Determine the count of lines holding the string "rock". Return only the number.

++++ Record extracts ++++

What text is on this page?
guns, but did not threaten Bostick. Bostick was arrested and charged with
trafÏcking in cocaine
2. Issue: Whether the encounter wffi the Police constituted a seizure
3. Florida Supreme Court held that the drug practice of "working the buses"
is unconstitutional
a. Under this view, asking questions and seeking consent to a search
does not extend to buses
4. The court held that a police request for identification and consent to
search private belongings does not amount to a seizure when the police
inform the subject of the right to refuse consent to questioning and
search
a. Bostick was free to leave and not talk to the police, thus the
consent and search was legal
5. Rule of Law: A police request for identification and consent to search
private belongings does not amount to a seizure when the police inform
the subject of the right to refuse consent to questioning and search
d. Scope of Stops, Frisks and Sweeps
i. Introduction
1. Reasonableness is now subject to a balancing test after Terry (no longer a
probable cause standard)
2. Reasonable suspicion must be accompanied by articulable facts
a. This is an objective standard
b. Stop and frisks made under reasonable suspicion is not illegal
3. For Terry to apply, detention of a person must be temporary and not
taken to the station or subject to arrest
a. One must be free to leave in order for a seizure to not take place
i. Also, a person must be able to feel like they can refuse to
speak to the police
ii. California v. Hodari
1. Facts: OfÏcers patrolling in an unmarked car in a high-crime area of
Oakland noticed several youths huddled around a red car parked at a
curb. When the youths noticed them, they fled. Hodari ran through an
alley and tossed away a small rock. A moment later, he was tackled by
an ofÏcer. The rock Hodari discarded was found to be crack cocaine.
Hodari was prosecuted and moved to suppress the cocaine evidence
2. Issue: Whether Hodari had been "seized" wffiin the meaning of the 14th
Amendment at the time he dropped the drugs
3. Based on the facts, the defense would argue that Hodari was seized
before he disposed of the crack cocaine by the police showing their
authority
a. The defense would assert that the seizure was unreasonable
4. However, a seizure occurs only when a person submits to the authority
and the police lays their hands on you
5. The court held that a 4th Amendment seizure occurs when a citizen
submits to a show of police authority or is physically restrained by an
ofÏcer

++++

Result of this exercise: 2